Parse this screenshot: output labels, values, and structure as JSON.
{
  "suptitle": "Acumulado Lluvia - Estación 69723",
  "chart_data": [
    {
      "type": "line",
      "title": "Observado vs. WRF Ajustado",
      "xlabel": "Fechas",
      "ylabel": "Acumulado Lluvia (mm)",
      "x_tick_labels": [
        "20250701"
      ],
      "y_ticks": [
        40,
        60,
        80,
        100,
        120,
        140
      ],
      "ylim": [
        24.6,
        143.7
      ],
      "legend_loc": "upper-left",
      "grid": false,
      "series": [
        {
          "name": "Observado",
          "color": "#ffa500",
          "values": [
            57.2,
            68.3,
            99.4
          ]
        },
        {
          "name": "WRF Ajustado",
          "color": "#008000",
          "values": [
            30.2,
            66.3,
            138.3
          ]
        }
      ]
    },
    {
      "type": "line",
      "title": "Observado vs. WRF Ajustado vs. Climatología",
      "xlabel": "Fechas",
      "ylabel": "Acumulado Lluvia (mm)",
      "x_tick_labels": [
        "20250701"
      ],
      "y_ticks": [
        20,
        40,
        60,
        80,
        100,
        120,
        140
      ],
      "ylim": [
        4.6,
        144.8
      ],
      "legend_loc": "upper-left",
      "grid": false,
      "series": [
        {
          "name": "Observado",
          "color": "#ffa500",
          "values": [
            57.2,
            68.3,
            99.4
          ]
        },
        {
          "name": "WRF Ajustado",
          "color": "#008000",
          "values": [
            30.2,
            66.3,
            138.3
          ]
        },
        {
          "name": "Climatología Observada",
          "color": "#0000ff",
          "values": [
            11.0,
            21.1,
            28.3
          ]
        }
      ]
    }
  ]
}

------------------------------------------------------------------------

[Do this] The records above are to be repeated exactly, in their entirety.

[Task solution]
Parse this screenshot: output labels, values, and structure as JSON.
{
  "suptitle": "Acumulado Lluvia - Estación 69723",
  "chart_data": [
    {
      "type": "line",
      "title": "Observado vs. WRF Ajustado",
      "xlabel": "Fechas",
      "ylabel": "Acumulado Lluvia (mm)",
      "x_tick_labels": [
        "20250701"
      ],
      "y_ticks": [
        40,
        60,
        80,
        100,
        120,
        140
      ],
      "ylim": [
        24.6,
        143.7
      ],
      "legend_loc": "upper-left",
      "grid": false,
      "series": [
        {
          "name": "Observado",
          "color": "#ffa500",
          "values": [
            57.2,
            68.3,
            99.4
          ]
        },
        {
          "name": "WRF Ajustado",
          "color": "#008000",
          "values": [
            30.2,
            66.3,
            138.3
          ]
        }
      ]
    },
    {
      "type": "line",
      "title": "Observado vs. WRF Ajustado vs. Climatología",
      "xlabel": "Fechas",
      "ylabel": "Acumulado Lluvia (mm)",
      "x_tick_labels": [
        "20250701"
      ],
      "y_ticks": [
        20,
        40,
        60,
        80,
        100,
        120,
        140
      ],
      "ylim": [
        4.6,
        144.8
      ],
      "legend_loc": "upper-left",
      "grid": false,
      "series": [
        {
          "name": "Observado",
          "color": "#ffa500",
          "values": [
            57.2,
            68.3,
            99.4
          ]
        },
        {
          "name": "WRF Ajustado",
          "color": "#008000",
          "values": [
            30.2,
            66.3,
            138.3
          ]
        },
        {
          "name": "Climatología Observada",
          "color": "#0000ff",
          "values": [
            11.0,
            21.1,
            28.3
          ]
        }
      ]
    }
  ]
}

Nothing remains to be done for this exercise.